Review the material and extract every line in which the word "FIRST" occurs.

Data entries
+ + + + + + +

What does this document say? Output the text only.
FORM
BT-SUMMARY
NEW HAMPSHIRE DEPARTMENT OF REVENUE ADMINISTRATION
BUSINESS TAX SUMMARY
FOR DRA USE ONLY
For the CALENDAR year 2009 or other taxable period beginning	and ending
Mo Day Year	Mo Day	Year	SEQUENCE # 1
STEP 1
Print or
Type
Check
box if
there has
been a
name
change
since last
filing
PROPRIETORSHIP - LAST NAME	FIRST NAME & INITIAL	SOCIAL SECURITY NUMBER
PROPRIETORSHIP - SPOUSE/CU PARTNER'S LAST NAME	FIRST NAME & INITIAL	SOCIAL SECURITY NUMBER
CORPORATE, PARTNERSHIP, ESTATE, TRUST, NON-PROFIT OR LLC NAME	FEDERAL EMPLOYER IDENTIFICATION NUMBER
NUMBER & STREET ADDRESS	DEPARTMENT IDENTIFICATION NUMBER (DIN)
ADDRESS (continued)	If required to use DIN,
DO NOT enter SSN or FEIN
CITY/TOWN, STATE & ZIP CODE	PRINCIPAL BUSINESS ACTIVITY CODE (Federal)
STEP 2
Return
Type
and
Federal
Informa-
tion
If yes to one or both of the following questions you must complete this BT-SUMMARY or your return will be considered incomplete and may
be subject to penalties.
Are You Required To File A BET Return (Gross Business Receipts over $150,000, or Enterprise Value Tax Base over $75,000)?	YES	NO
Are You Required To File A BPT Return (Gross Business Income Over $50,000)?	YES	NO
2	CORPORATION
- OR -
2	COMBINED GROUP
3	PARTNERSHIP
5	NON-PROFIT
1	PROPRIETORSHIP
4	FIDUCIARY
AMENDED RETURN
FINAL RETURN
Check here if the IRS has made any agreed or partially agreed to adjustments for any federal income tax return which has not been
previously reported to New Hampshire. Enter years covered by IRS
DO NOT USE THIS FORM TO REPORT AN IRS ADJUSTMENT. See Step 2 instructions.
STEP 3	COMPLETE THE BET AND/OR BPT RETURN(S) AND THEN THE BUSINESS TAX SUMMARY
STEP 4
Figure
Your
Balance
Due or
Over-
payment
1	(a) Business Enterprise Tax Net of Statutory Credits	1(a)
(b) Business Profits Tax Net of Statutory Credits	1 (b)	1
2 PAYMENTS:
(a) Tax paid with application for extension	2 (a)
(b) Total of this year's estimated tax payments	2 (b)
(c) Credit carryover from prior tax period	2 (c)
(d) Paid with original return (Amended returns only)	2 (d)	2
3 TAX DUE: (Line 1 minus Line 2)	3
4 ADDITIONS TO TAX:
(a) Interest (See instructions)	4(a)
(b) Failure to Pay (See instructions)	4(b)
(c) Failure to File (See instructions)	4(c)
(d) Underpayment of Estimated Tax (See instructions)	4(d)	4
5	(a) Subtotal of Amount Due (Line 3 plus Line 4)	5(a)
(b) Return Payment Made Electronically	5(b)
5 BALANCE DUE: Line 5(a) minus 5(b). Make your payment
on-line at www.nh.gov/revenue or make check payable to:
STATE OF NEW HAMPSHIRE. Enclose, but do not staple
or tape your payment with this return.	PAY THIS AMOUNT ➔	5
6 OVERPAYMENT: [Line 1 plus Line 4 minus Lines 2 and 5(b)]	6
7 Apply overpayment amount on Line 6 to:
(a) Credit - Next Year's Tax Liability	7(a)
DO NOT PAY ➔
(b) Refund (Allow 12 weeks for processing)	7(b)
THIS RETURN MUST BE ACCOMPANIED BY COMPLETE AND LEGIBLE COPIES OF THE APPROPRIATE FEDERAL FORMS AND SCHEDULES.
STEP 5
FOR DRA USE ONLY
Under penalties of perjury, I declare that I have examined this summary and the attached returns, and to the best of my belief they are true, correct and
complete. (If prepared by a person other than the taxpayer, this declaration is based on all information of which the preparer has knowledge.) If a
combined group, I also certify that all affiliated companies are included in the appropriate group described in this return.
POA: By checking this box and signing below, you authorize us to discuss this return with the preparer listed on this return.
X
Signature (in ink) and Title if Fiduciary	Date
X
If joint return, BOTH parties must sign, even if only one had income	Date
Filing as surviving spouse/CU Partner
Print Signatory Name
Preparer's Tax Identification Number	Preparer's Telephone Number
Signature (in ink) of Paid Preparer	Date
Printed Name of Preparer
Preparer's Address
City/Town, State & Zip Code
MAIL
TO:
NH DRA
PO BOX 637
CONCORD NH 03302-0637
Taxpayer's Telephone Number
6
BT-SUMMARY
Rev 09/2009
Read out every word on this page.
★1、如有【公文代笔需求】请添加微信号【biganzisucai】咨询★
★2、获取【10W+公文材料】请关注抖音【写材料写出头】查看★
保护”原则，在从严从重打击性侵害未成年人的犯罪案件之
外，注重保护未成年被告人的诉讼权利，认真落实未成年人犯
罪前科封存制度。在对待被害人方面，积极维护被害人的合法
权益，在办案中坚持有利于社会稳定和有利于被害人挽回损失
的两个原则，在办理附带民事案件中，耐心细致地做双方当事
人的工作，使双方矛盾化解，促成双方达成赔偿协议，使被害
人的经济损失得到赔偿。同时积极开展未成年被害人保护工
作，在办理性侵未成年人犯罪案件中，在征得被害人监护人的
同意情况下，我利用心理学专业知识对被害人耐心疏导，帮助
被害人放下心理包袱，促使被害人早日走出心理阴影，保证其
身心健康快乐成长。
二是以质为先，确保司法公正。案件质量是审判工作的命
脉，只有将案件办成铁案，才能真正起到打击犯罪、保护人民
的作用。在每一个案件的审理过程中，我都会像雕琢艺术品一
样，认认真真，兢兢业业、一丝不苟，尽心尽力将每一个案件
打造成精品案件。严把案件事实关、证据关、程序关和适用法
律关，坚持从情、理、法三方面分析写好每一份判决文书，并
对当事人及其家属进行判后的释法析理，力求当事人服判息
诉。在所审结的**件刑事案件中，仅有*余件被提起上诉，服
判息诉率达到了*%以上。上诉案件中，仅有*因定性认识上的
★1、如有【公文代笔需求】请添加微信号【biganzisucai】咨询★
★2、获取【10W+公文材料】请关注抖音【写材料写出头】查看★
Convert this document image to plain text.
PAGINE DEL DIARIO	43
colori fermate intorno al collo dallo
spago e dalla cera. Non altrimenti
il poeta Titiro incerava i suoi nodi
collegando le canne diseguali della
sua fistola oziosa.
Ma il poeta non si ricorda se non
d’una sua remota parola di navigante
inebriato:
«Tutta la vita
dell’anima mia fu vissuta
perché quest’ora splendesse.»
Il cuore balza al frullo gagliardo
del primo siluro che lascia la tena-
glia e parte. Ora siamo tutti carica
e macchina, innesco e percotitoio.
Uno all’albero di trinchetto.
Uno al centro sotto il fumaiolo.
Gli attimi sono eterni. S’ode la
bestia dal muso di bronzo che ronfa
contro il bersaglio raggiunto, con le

+ + + + + + +

> [SOLUTION TO THE EXERCISE]:
PROPRIETORSHIP - LAST NAME	FIRST NAME & INITIAL	SOCIAL SECURITY NUMBER
PROPRIETORSHIP - SPOUSE/CU PARTNER'S LAST NAME	FIRST NAME & INITIAL	SOCIAL SECURITY NUMBER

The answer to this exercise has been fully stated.